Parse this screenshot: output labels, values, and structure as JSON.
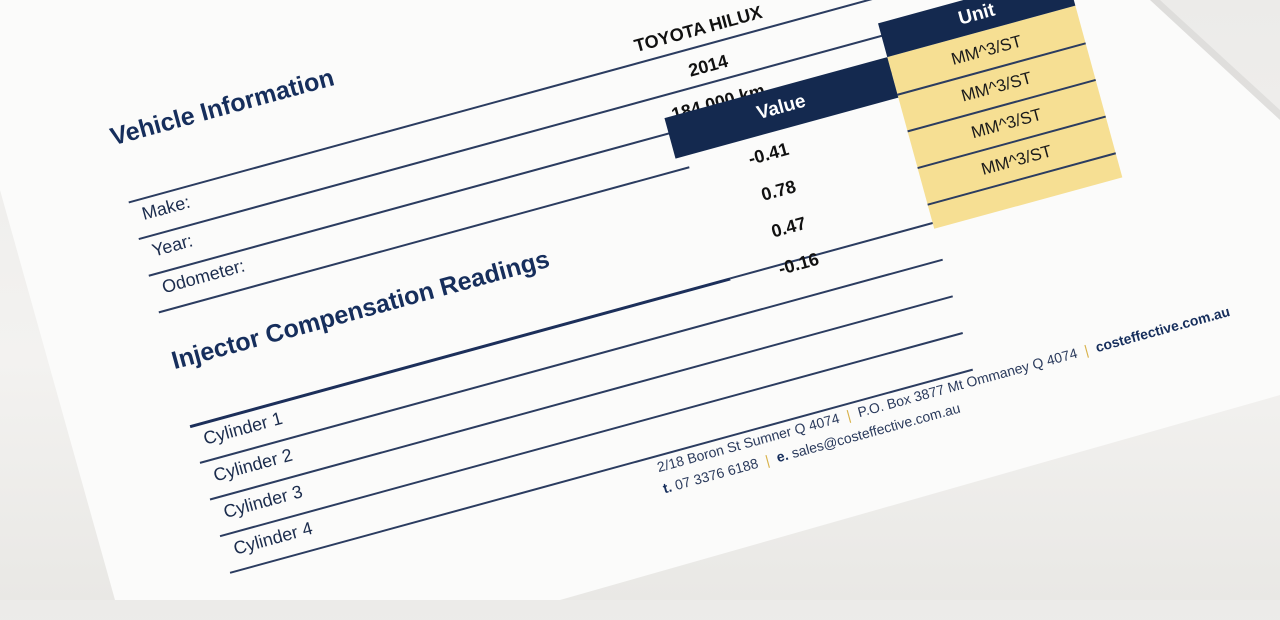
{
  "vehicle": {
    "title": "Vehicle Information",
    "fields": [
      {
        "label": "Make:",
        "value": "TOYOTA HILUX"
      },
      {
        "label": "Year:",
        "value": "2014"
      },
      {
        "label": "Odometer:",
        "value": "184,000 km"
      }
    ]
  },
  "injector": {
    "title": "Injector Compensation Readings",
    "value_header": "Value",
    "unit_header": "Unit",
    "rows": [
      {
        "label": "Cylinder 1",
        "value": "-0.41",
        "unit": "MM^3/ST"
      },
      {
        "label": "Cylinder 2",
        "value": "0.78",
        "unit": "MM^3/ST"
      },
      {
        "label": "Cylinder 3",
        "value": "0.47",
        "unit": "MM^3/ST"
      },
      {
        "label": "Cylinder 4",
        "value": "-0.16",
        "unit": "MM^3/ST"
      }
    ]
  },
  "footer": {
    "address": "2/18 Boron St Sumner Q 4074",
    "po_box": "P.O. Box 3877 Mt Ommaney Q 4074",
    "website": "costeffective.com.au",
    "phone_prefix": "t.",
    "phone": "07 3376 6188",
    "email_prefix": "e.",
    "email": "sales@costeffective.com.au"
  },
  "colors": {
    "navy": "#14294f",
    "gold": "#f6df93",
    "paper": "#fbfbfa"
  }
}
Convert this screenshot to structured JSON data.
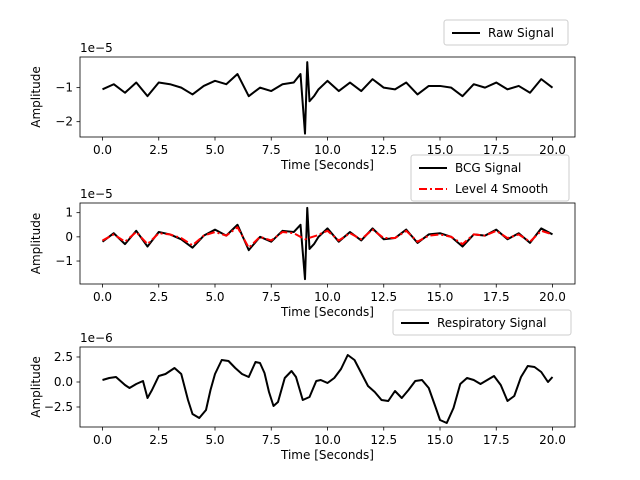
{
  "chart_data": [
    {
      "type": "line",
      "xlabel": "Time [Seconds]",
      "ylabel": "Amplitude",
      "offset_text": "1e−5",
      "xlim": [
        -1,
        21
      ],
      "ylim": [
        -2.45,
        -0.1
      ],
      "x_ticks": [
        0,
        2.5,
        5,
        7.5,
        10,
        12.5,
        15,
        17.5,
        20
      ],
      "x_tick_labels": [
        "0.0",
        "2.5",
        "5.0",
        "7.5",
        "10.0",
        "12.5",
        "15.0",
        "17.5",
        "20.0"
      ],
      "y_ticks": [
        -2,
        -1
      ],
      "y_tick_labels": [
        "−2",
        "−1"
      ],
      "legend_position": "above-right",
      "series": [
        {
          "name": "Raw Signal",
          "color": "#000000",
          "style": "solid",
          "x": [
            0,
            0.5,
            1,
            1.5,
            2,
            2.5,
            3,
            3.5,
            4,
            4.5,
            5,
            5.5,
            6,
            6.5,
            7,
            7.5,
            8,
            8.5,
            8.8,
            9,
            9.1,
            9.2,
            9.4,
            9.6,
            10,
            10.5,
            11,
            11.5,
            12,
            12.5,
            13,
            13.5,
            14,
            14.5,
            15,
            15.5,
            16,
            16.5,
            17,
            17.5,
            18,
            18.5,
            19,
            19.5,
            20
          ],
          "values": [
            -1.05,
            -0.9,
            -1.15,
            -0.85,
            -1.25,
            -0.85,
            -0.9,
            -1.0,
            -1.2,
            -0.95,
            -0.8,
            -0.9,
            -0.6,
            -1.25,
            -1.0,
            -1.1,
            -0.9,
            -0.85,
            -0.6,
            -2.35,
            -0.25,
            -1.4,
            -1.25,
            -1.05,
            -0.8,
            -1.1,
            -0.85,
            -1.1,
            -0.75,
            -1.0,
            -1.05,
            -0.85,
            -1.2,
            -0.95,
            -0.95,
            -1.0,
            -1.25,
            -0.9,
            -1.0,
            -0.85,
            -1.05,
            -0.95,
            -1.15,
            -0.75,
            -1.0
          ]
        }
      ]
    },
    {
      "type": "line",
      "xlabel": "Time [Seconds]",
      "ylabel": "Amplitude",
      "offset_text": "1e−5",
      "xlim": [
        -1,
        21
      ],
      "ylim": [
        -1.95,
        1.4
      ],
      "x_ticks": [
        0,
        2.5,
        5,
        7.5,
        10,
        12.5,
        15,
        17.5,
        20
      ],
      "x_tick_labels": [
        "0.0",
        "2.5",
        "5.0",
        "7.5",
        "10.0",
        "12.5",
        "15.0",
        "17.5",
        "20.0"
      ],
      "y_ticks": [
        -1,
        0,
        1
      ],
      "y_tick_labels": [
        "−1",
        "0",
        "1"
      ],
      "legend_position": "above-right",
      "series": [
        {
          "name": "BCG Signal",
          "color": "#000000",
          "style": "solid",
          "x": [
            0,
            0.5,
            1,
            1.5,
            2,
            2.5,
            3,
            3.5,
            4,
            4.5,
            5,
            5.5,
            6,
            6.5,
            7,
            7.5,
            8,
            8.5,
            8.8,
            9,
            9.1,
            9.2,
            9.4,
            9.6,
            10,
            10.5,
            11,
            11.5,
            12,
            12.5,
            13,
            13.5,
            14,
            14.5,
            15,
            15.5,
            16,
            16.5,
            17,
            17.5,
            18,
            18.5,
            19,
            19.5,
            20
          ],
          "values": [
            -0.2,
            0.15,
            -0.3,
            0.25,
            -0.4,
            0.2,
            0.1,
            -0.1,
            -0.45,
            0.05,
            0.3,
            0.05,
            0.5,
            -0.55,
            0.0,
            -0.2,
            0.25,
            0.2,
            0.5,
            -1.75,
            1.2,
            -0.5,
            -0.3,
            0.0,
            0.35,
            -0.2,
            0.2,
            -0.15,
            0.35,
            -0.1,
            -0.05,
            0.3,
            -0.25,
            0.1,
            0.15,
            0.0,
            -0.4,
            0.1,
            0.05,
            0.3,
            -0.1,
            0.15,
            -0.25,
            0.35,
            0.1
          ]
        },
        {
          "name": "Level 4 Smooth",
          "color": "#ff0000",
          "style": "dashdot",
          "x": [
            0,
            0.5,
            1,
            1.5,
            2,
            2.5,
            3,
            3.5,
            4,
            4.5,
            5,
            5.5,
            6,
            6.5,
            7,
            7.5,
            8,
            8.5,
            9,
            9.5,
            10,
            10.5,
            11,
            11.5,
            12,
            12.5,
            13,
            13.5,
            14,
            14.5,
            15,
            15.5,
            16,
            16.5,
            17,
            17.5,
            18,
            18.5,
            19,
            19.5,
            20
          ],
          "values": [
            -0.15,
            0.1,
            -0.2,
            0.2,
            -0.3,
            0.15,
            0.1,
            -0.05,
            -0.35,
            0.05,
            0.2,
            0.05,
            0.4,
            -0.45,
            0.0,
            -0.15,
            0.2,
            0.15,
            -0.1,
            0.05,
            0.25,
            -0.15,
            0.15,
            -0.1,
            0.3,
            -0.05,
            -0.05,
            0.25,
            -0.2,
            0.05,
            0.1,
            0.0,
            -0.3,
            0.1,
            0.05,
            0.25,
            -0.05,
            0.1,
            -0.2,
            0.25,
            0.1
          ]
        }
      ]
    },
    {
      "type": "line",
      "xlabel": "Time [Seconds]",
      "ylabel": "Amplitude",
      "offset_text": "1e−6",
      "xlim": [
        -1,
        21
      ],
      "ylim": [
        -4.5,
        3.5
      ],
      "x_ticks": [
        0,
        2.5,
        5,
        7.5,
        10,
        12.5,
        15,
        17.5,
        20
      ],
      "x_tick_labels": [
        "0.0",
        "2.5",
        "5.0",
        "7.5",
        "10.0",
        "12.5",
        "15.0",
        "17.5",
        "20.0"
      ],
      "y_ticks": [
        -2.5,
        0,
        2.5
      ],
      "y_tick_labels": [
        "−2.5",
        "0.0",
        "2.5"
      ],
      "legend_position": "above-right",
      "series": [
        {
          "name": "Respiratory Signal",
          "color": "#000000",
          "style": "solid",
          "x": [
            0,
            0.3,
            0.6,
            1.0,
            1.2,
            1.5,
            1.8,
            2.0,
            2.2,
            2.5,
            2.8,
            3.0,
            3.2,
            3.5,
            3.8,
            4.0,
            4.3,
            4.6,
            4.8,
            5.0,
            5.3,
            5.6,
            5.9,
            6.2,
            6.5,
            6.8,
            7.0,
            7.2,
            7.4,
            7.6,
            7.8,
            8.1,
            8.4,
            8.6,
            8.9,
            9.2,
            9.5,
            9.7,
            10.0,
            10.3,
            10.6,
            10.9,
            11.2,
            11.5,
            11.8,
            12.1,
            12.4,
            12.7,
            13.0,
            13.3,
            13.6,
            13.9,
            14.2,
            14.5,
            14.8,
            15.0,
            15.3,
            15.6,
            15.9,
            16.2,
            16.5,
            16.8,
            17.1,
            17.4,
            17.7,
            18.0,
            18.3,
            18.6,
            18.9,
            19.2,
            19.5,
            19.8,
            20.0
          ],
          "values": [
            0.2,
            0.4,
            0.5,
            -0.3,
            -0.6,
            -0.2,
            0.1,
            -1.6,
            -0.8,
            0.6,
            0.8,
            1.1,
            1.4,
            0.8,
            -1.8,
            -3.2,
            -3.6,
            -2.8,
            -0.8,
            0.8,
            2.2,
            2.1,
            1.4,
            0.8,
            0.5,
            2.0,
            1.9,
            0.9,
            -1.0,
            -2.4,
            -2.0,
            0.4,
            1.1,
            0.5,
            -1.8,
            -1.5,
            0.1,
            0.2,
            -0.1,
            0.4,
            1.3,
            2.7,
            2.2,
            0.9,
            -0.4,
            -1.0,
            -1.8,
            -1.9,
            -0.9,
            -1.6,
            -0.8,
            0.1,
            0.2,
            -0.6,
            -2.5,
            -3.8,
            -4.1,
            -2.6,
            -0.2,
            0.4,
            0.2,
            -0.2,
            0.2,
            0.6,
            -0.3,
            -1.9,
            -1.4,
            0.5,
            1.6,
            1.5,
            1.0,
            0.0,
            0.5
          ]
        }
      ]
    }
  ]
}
──────────
REQUIREMENT: In the entries above, locate every line with the word "Signal" and copy it.

COMPLETE ANSWER:
          "name": "Raw Signal",
          "name": "BCG Signal",
          "name": "Respiratory Signal",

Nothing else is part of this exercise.